*Text block*.
________________________________________
The song's lyrics are:[citation needed]

Mid pleasures and palaces though we may roam
Be it ever so humble, there's no place like home
A charm from the skies seems to hallow us there
Which seek thro' the world, is ne'er met elsewhere
Home! Home!
Sweet, sweet home!
There's no place like home
There's no place like home!

An exile from home splendor dazzles in vain
Oh give me my lowly thatched cottage again
The birds singing gaily that came at my call
And gave me the peace of mind dearer than all
Home, home, sweet, sweet home
There's no place like home, there's no place like home!

When the song was published separately,[year needed] it quickly sold 100,000 copies. The publishers[who?] made a considerable profit from it, net £2,100 in the first year, and the producer of the opera did well. Only Payne did not really profit by its success. "While his money lasted, he was a prince of bohemians", but he had little business sense. The song's American premiere took place at the Winter Tivoli Theatre in Philadelphia on October 29, 1823, and was sung by "Mrs. Williams." In 1852, Henry Bishop "relaunched" the song as a parlour ballad, and it became very popular in the United States throughout the American Civil War and after.

As early as 1827, this song was quoted by Swedish composer Franz Berwald in his Konzertstück for Bassoon and Orchestra (middle section, marked Andante). Gaetano Donizetti used the theme in his opera Anna Bolena (1830) Act 2, Scene 3 as part of Anna's Mad Scene to underscore her longing for her childhood home. It is also used with Sir Henry Wood's Fantasia on British Sea Songs and in Alexandre Guilmant's Fantasy for organ Op. 43, the Fantaisie sur deux mélodies anglaises, both of which also use "Rule, Britannia!". In 1857, composer/pianist Sigismond Thalberg wrote a series of variations for piano (op. 72) on the theme of "Home! Sweet Home!".

The song was reputedly banned from being played in Union Army camps during the American Civil War for being too redolent of hearth and home and so likely to incite desertion.

It was a favorite of Nellie Melba and Adelina Patti, both of whom used the song as an encore piece.

In 1926, a "Music Stair" railing (see image) at Chatham Manor in Fredericksburg, Virginia was designed by Washington, D.C.–based architect Oliver H. Clarke for the homeowners, the Devores. The ornamental iron railing features the first few bars of the score to “Home, Sweet Home.”
________________________________________
*Available records*.
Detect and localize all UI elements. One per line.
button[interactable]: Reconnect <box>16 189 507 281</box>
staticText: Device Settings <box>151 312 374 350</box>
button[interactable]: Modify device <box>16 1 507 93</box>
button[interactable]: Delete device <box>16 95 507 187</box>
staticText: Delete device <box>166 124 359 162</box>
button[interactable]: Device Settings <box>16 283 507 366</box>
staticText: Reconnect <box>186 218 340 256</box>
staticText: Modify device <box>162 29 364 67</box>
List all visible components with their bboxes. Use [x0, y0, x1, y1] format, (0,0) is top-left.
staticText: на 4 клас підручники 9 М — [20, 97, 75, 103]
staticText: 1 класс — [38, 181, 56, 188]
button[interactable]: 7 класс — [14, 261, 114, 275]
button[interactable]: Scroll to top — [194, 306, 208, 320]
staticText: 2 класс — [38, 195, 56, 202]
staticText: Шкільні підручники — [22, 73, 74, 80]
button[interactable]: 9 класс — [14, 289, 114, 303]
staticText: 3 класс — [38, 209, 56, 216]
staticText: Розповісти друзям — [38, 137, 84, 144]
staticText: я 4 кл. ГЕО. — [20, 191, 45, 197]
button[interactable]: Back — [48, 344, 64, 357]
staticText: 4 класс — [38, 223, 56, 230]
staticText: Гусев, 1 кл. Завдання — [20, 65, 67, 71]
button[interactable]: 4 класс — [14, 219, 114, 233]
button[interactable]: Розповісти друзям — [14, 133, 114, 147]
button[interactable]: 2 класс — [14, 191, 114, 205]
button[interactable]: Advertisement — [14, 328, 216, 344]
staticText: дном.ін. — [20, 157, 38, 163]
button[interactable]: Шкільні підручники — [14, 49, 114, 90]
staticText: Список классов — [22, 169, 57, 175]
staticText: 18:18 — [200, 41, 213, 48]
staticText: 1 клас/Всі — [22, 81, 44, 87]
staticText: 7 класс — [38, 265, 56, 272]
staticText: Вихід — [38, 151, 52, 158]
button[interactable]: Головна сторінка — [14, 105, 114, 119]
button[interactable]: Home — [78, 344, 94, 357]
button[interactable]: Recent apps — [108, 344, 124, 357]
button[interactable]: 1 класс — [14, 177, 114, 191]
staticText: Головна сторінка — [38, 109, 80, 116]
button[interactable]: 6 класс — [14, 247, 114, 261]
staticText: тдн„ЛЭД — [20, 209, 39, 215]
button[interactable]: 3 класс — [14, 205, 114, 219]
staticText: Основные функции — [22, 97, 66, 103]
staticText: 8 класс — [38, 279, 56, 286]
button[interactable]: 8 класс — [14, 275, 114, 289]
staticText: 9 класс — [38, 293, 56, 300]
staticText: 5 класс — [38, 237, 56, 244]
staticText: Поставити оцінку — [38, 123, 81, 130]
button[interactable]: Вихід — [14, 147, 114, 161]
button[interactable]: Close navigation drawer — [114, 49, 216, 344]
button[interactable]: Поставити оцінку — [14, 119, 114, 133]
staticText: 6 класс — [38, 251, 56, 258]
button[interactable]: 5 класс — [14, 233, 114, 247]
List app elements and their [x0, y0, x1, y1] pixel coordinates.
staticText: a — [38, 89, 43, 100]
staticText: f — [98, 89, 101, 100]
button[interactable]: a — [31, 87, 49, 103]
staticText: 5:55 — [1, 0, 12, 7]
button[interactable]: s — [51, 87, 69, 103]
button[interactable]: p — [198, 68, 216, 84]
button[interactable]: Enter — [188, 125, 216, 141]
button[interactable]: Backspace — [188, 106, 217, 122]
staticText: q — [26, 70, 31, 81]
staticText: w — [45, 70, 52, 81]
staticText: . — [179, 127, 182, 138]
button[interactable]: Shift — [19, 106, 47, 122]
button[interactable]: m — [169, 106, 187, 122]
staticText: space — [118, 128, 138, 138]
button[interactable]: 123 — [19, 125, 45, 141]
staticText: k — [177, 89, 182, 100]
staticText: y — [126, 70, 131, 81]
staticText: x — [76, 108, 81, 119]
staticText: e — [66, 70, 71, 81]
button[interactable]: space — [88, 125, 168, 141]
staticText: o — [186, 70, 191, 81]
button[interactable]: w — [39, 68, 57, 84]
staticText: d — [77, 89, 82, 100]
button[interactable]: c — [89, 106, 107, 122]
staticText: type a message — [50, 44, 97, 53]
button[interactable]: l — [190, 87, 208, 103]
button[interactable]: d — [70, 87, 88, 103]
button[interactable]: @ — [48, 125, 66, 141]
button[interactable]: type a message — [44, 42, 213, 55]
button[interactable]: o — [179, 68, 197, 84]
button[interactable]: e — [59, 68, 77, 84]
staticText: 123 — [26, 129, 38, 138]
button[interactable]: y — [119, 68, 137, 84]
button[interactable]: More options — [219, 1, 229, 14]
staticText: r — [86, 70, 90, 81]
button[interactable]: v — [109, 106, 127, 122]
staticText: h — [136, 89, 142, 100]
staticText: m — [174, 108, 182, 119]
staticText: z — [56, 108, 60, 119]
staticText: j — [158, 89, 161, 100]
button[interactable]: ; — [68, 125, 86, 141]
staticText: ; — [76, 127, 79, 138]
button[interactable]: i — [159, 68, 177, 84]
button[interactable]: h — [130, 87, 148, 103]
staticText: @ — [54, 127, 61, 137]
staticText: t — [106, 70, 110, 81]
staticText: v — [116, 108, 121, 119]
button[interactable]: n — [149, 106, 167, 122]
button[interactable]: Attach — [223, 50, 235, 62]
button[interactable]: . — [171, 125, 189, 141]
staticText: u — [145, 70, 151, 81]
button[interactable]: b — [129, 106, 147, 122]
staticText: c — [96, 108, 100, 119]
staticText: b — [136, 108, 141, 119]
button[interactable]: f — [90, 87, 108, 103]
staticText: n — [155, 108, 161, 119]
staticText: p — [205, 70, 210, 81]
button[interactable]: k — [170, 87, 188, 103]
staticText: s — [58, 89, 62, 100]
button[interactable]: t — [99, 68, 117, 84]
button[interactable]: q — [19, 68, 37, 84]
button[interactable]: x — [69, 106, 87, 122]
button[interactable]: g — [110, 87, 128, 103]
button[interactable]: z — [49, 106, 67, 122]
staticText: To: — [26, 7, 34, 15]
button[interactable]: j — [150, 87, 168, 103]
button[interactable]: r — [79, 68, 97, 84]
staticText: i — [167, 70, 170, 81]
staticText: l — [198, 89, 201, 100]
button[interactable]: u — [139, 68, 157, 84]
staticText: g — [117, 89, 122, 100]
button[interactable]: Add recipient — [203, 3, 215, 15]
________________________________________
*Work to do*.
A. In the text about the song "Home! Sweet Home!", translate this sentence into Spanish: "It was a favorite of Nellie Melba and Adelina Patti, both of whom used the song as an encore piece."
B. Echo the listing from its very first line up to and including the line with "button[interactable]: Delete device", reproducing only those lines.

*Exercise solutions*.
A. Fue una de las favoritas de Nellie Melba y Adelina Patti, y ambas usaban la canción como pieza de bis.

B.
Detect and localize all UI elements. One per line.
button[interactable]: Reconnect <box>16 189 507 281</box>
staticText: Device Settings <box>151 312 374 350</box>
button[interactable]: Modify device <box>16 1 507 93</box>
button[interactable]: Delete device <box>16 95 507 187</box>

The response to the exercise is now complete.